#### PROBLEM TO SOLVE:
Without the pictures, return each record as it appears.

◆ ◆ ◆

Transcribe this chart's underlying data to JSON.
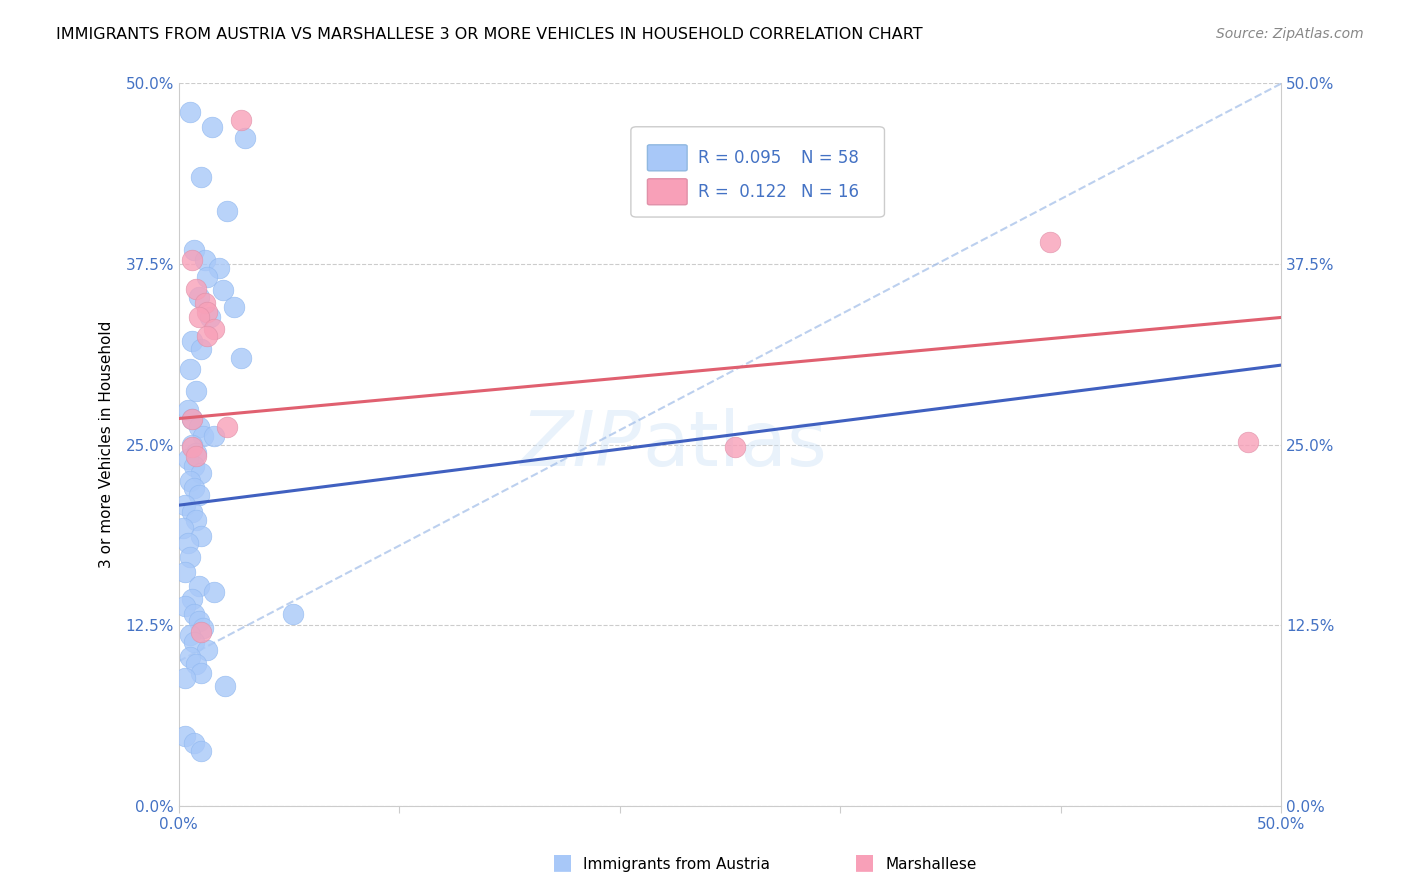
{
  "title": "IMMIGRANTS FROM AUSTRIA VS MARSHALLESE 3 OR MORE VEHICLES IN HOUSEHOLD CORRELATION CHART",
  "source": "Source: ZipAtlas.com",
  "ylabel": "3 or more Vehicles in Household",
  "ytick_labels": [
    "0.0%",
    "12.5%",
    "25.0%",
    "37.5%",
    "50.0%"
  ],
  "ytick_values": [
    0.0,
    0.125,
    0.25,
    0.375,
    0.5
  ],
  "xrange": [
    0.0,
    0.5
  ],
  "yrange": [
    0.0,
    0.5
  ],
  "blue_color": "#a8c8f8",
  "pink_color": "#f8a0b8",
  "blue_line_color": "#4060C0",
  "pink_line_color": "#E06070",
  "dashed_line_color": "#a0bce8",
  "scatter_blue": [
    [
      0.005,
      0.48
    ],
    [
      0.015,
      0.47
    ],
    [
      0.03,
      0.462
    ],
    [
      0.01,
      0.435
    ],
    [
      0.022,
      0.412
    ],
    [
      0.007,
      0.385
    ],
    [
      0.012,
      0.378
    ],
    [
      0.018,
      0.372
    ],
    [
      0.013,
      0.366
    ],
    [
      0.02,
      0.357
    ],
    [
      0.009,
      0.352
    ],
    [
      0.025,
      0.345
    ],
    [
      0.014,
      0.338
    ],
    [
      0.006,
      0.322
    ],
    [
      0.01,
      0.316
    ],
    [
      0.028,
      0.31
    ],
    [
      0.005,
      0.302
    ],
    [
      0.008,
      0.287
    ],
    [
      0.004,
      0.274
    ],
    [
      0.006,
      0.268
    ],
    [
      0.009,
      0.262
    ],
    [
      0.011,
      0.256
    ],
    [
      0.016,
      0.256
    ],
    [
      0.006,
      0.25
    ],
    [
      0.008,
      0.244
    ],
    [
      0.004,
      0.24
    ],
    [
      0.007,
      0.235
    ],
    [
      0.01,
      0.23
    ],
    [
      0.005,
      0.225
    ],
    [
      0.007,
      0.22
    ],
    [
      0.009,
      0.215
    ],
    [
      0.003,
      0.208
    ],
    [
      0.006,
      0.203
    ],
    [
      0.008,
      0.198
    ],
    [
      0.002,
      0.192
    ],
    [
      0.01,
      0.187
    ],
    [
      0.004,
      0.182
    ],
    [
      0.005,
      0.172
    ],
    [
      0.003,
      0.162
    ],
    [
      0.009,
      0.152
    ],
    [
      0.016,
      0.148
    ],
    [
      0.006,
      0.143
    ],
    [
      0.003,
      0.138
    ],
    [
      0.007,
      0.133
    ],
    [
      0.009,
      0.128
    ],
    [
      0.011,
      0.123
    ],
    [
      0.005,
      0.118
    ],
    [
      0.007,
      0.113
    ],
    [
      0.013,
      0.108
    ],
    [
      0.005,
      0.103
    ],
    [
      0.008,
      0.098
    ],
    [
      0.01,
      0.092
    ],
    [
      0.003,
      0.088
    ],
    [
      0.021,
      0.083
    ],
    [
      0.052,
      0.133
    ],
    [
      0.003,
      0.048
    ],
    [
      0.007,
      0.043
    ],
    [
      0.01,
      0.038
    ]
  ],
  "scatter_pink": [
    [
      0.028,
      0.475
    ],
    [
      0.006,
      0.378
    ],
    [
      0.008,
      0.358
    ],
    [
      0.012,
      0.348
    ],
    [
      0.013,
      0.342
    ],
    [
      0.009,
      0.338
    ],
    [
      0.016,
      0.33
    ],
    [
      0.013,
      0.325
    ],
    [
      0.006,
      0.268
    ],
    [
      0.006,
      0.248
    ],
    [
      0.008,
      0.242
    ],
    [
      0.022,
      0.262
    ],
    [
      0.01,
      0.12
    ],
    [
      0.485,
      0.252
    ],
    [
      0.395,
      0.39
    ],
    [
      0.252,
      0.248
    ]
  ],
  "blue_trendline_x": [
    0.0,
    0.5
  ],
  "blue_trendline_y": [
    0.208,
    0.305
  ],
  "pink_trendline_x": [
    0.0,
    0.5
  ],
  "pink_trendline_y": [
    0.268,
    0.338
  ],
  "dashed_line_x": [
    0.0,
    0.5
  ],
  "dashed_line_y": [
    0.1,
    0.5
  ],
  "legend_r1": "0.095",
  "legend_n1": "58",
  "legend_r2": "0.122",
  "legend_n2": "16",
  "watermark_zip": "ZIP",
  "watermark_atlas": "atlas"
}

◆ ◆ ◆

#### SOLUTION TO THIS EXERCISE:
Transcribe this chart's underlying data to JSON.
{
  "title": "IMMIGRANTS FROM AUSTRIA VS MARSHALLESE 3 OR MORE VEHICLES IN HOUSEHOLD CORRELATION CHART",
  "source": "Source: ZipAtlas.com",
  "ylabel": "3 or more Vehicles in Household",
  "ytick_labels": [
    "0.0%",
    "12.5%",
    "25.0%",
    "37.5%",
    "50.0%"
  ],
  "ytick_values": [
    0.0,
    0.125,
    0.25,
    0.375,
    0.5
  ],
  "xrange": [
    0.0,
    0.5
  ],
  "yrange": [
    0.0,
    0.5
  ],
  "blue_color": "#a8c8f8",
  "pink_color": "#f8a0b8",
  "blue_line_color": "#4060C0",
  "pink_line_color": "#E06070",
  "dashed_line_color": "#a0bce8",
  "scatter_blue": [
    [
      0.005,
      0.48
    ],
    [
      0.015,
      0.47
    ],
    [
      0.03,
      0.462
    ],
    [
      0.01,
      0.435
    ],
    [
      0.022,
      0.412
    ],
    [
      0.007,
      0.385
    ],
    [
      0.012,
      0.378
    ],
    [
      0.018,
      0.372
    ],
    [
      0.013,
      0.366
    ],
    [
      0.02,
      0.357
    ],
    [
      0.009,
      0.352
    ],
    [
      0.025,
      0.345
    ],
    [
      0.014,
      0.338
    ],
    [
      0.006,
      0.322
    ],
    [
      0.01,
      0.316
    ],
    [
      0.028,
      0.31
    ],
    [
      0.005,
      0.302
    ],
    [
      0.008,
      0.287
    ],
    [
      0.004,
      0.274
    ],
    [
      0.006,
      0.268
    ],
    [
      0.009,
      0.262
    ],
    [
      0.011,
      0.256
    ],
    [
      0.016,
      0.256
    ],
    [
      0.006,
      0.25
    ],
    [
      0.008,
      0.244
    ],
    [
      0.004,
      0.24
    ],
    [
      0.007,
      0.235
    ],
    [
      0.01,
      0.23
    ],
    [
      0.005,
      0.225
    ],
    [
      0.007,
      0.22
    ],
    [
      0.009,
      0.215
    ],
    [
      0.003,
      0.208
    ],
    [
      0.006,
      0.203
    ],
    [
      0.008,
      0.198
    ],
    [
      0.002,
      0.192
    ],
    [
      0.01,
      0.187
    ],
    [
      0.004,
      0.182
    ],
    [
      0.005,
      0.172
    ],
    [
      0.003,
      0.162
    ],
    [
      0.009,
      0.152
    ],
    [
      0.016,
      0.148
    ],
    [
      0.006,
      0.143
    ],
    [
      0.003,
      0.138
    ],
    [
      0.007,
      0.133
    ],
    [
      0.009,
      0.128
    ],
    [
      0.011,
      0.123
    ],
    [
      0.005,
      0.118
    ],
    [
      0.007,
      0.113
    ],
    [
      0.013,
      0.108
    ],
    [
      0.005,
      0.103
    ],
    [
      0.008,
      0.098
    ],
    [
      0.01,
      0.092
    ],
    [
      0.003,
      0.088
    ],
    [
      0.021,
      0.083
    ],
    [
      0.052,
      0.133
    ],
    [
      0.003,
      0.048
    ],
    [
      0.007,
      0.043
    ],
    [
      0.01,
      0.038
    ]
  ],
  "scatter_pink": [
    [
      0.028,
      0.475
    ],
    [
      0.006,
      0.378
    ],
    [
      0.008,
      0.358
    ],
    [
      0.012,
      0.348
    ],
    [
      0.013,
      0.342
    ],
    [
      0.009,
      0.338
    ],
    [
      0.016,
      0.33
    ],
    [
      0.013,
      0.325
    ],
    [
      0.006,
      0.268
    ],
    [
      0.006,
      0.248
    ],
    [
      0.008,
      0.242
    ],
    [
      0.022,
      0.262
    ],
    [
      0.01,
      0.12
    ],
    [
      0.485,
      0.252
    ],
    [
      0.395,
      0.39
    ],
    [
      0.252,
      0.248
    ]
  ],
  "blue_trendline_x": [
    0.0,
    0.5
  ],
  "blue_trendline_y": [
    0.208,
    0.305
  ],
  "pink_trendline_x": [
    0.0,
    0.5
  ],
  "pink_trendline_y": [
    0.268,
    0.338
  ],
  "dashed_line_x": [
    0.0,
    0.5
  ],
  "dashed_line_y": [
    0.1,
    0.5
  ],
  "legend_r1": "0.095",
  "legend_n1": "58",
  "legend_r2": "0.122",
  "legend_n2": "16",
  "watermark_zip": "ZIP",
  "watermark_atlas": "atlas"
}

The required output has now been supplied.